• _EXERCISE DESCRIPTION_: Produce a verbatim copy of the entries listed below.
--- Start ---
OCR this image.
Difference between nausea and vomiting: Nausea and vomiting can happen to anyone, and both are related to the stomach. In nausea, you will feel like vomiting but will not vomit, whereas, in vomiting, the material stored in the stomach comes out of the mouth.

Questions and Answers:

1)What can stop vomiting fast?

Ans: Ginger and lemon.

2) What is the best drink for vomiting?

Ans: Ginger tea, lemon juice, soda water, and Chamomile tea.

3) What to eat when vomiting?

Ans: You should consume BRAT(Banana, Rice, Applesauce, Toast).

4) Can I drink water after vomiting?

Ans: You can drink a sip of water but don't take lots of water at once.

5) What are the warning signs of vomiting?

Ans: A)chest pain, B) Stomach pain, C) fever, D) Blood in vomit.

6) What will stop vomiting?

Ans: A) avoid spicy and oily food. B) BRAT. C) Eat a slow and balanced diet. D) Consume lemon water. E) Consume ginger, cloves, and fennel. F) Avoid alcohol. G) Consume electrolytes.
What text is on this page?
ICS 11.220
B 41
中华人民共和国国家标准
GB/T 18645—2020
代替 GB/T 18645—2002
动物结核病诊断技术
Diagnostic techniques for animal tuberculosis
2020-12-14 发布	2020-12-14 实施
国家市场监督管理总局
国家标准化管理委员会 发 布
--- End ---
• _RESPONSE BELOW_:
OCR this image.
Difference between nausea and vomiting: Nausea and vomiting can happen to anyone, and both are related to the stomach. In nausea, you will feel like vomiting but will not vomit, whereas, in vomiting, the material stored in the stomach comes out of the mouth.

Questions and Answers:

1)What can stop vomiting fast?

Ans: Ginger and lemon.

2) What is the best drink for vomiting?

Ans: Ginger tea, lemon juice, soda water, and Chamomile tea.

3) What to eat when vomiting?

Ans: You should consume BRAT(Banana, Rice, Applesauce, Toast).

4) Can I drink water after vomiting?

Ans: You can drink a sip of water but don't take lots of water at once.

5) What are the warning signs of vomiting?

Ans: A)chest pain, B) Stomach pain, C) fever, D) Blood in vomit.

6) What will stop vomiting?

Ans: A) avoid spicy and oily food. B) BRAT. C) Eat a slow and balanced diet. D) Consume lemon water. E) Consume ginger, cloves, and fennel. F) Avoid alcohol. G) Consume electrolytes.
What text is on this page?
ICS 11.220
B 41
中华人民共和国国家标准
GB/T 18645—2020
代替 GB/T 18645—2002
动物结核病诊断技术
Diagnostic techniques for animal tuberculosis
2020-12-14 发布	2020-12-14 实施
国家市场监督管理总局
国家标准化管理委员会 发 布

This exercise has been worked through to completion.